Rows from a dataset
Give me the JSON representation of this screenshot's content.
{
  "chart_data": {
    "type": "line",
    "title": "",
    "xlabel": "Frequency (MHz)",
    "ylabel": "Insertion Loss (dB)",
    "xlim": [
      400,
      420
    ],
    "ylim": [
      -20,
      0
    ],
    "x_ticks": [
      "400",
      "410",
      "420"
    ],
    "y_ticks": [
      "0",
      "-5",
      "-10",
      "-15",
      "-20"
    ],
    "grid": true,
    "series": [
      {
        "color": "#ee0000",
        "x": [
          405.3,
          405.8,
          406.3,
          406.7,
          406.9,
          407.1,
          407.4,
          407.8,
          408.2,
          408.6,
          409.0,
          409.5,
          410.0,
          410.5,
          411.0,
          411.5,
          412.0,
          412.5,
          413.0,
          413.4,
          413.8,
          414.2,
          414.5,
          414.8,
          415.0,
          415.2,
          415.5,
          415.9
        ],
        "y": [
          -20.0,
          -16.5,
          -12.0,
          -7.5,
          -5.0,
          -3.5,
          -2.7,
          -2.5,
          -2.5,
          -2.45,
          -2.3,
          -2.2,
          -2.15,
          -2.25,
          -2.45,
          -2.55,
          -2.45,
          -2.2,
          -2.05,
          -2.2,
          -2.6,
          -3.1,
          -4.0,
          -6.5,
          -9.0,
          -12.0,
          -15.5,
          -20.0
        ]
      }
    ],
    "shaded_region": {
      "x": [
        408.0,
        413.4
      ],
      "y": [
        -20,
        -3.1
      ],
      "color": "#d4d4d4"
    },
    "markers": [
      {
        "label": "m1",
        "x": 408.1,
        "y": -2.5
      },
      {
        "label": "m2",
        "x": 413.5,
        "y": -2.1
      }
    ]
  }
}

__STATED TASK__
Transcribe all entries exactly as they are given.

__FULL SOLUTION__
Give me the JSON representation of this screenshot's content.
{
  "chart_data": {
    "type": "line",
    "title": "",
    "xlabel": "Frequency (MHz)",
    "ylabel": "Insertion Loss (dB)",
    "xlim": [
      400,
      420
    ],
    "ylim": [
      -20,
      0
    ],
    "x_ticks": [
      "400",
      "410",
      "420"
    ],
    "y_ticks": [
      "0",
      "-5",
      "-10",
      "-15",
      "-20"
    ],
    "grid": true,
    "series": [
      {
        "color": "#ee0000",
        "x": [
          405.3,
          405.8,
          406.3,
          406.7,
          406.9,
          407.1,
          407.4,
          407.8,
          408.2,
          408.6,
          409.0,
          409.5,
          410.0,
          410.5,
          411.0,
          411.5,
          412.0,
          412.5,
          413.0,
          413.4,
          413.8,
          414.2,
          414.5,
          414.8,
          415.0,
          415.2,
          415.5,
          415.9
        ],
        "y": [
          -20.0,
          -16.5,
          -12.0,
          -7.5,
          -5.0,
          -3.5,
          -2.7,
          -2.5,
          -2.5,
          -2.45,
          -2.3,
          -2.2,
          -2.15,
          -2.25,
          -2.45,
          -2.55,
          -2.45,
          -2.2,
          -2.05,
          -2.2,
          -2.6,
          -3.1,
          -4.0,
          -6.5,
          -9.0,
          -12.0,
          -15.5,
          -20.0
        ]
      }
    ],
    "shaded_region": {
      "x": [
        408.0,
        413.4
      ],
      "y": [
        -20,
        -3.1
      ],
      "color": "#d4d4d4"
    },
    "markers": [
      {
        "label": "m1",
        "x": 408.1,
        "y": -2.5
      },
      {
        "label": "m2",
        "x": 413.5,
        "y": -2.1
      }
    ]
  }
}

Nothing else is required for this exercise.